== 原文 ==
今、読んでいる「ないもの、あります(小学館文庫)」に思わず抱腹絶倒!昔、酒屋さんもどきの仕事をしていた時代もあって以下のコメント(私なりのダイジェスト訳)をとりあえずご紹介します。
営業で新規開拓が出来て先方の担当者と漸く会席が出来たときに発するのが、とりあえずビールにしましょうか?なのである。それでなくても夕方はそうである。ちょっとした小綺麗な居酒屋などに入って、とりあえず、といえば必ずビールなのだ。昼間でも、とりあえず、といえばビールのことが多い。必ずとは言えないまでもちょっとした居酒屋・小料理屋というより、蕎麦屋も多い。しかし蕎麦屋も危ない。そばやというのはそもそもとりあえず的で、お昼でない三時や四時ごろ、ちょっと、とりあえず、と暖簾をくぐってそばをちょこっと食べたりする。堂々とした、押しも押されぬ昼食や夕食というのではない。その中間の、隙間家具的な
ところで、とりあえず、ざるそば、となったりする。それがそばやに入って、とりあえず、そば、となれば済んでしまうのですが、蕎麦屋にはそもそも、とりあえずの空気とDNAが充満している。昼間でも、そばの前に、ちょっと、とりあえず、ということになる。ターゲットはもちろんビールである。お客と二人ならまだしも、数人をご接待すると、メニューを決めかねているうちに、とりあえず、という言葉が自然に飛び出してくる。
「ちょっと・・・どうしましょうか?」と言ってしまう。主語がない。
「いいですねぇ・・・」と答えてくれる。
「ねえ」

== 作業内容 ==
- 1) 原文によると、小綺麗な居酒屋で「とりあえず」と言えば必ず何のことか。
- 2) 記録のうち、「header-banner: Volume Calculator」を含む行から「radius-input-value: 10 [89,147,107,164]」を含む行までを、両端の行も含めてそのまま書き写してください。

== 提供データ ==

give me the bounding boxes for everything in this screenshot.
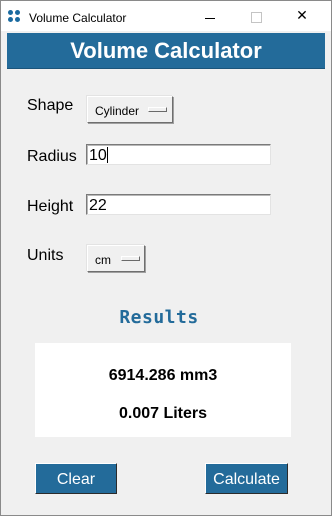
header-banner: Volume Calculator [7,33,325,69]
close-button[interactable]: ✕ [279,1,325,31]
app-window: Volume Calculator ✕ Volume Calculator Sh… [0,0,332,516]
minimize-button[interactable] [187,1,233,31]
calculate-button[interactable]: Calculate [205,463,288,494]
dropdown-indicator-icon [121,256,140,261]
radius-input-value: 10 [89,147,107,164]
units-label: Units [27,247,64,264]
maximize-icon [251,12,262,23]
close-icon: ✕ [296,8,308,24]
height-input-value: 22 [89,197,107,214]
height-label: Height [27,198,74,215]
maximize-button[interactable] [233,1,279,31]
shape-select[interactable]: Cylinder [87,96,173,123]
results-panel: 6914.286 mm3 0.007 Liters [35,343,291,437]
window-title: Volume Calculator [29,11,127,25]
text-cursor [106,147,108,163]
title-bar[interactable]: Volume Calculator ✕ [1,1,331,31]
results-title: Results [119,307,199,328]
dropdown-indicator-icon [148,107,167,112]
height-input[interactable]: 22 [86,194,271,215]
radius-label: Radius [27,148,77,165]
minimize-icon [205,18,215,19]
app-dots-icon [8,10,21,23]
radius-input[interactable]: 10 [86,144,271,165]
units-select-value: cm [95,253,111,267]
result-volume-liters: 0.007 Liters [118,405,208,422]
result-volume-mm3: 6914.286 mm3 [108,367,218,384]
shape-select-value: Cylinder [95,104,140,118]
units-select[interactable]: cm [87,245,145,272]
shape-label: Shape [27,97,74,114]
clear-button[interactable]: Clear [35,463,117,494]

== 解答一覧 ==
- 1) ビール

- 2)
header-banner: Volume Calculator [7,33,325,69]
close-button[interactable]: ✕ [279,1,325,31]
app-window: Volume Calculator ✕ Volume Calculator Sh… [0,0,332,516]
minimize-button[interactable] [187,1,233,31]
calculate-button[interactable]: Calculate [205,463,288,494]
dropdown-indicator-icon [121,256,140,261]
radius-input-value: 10 [89,147,107,164]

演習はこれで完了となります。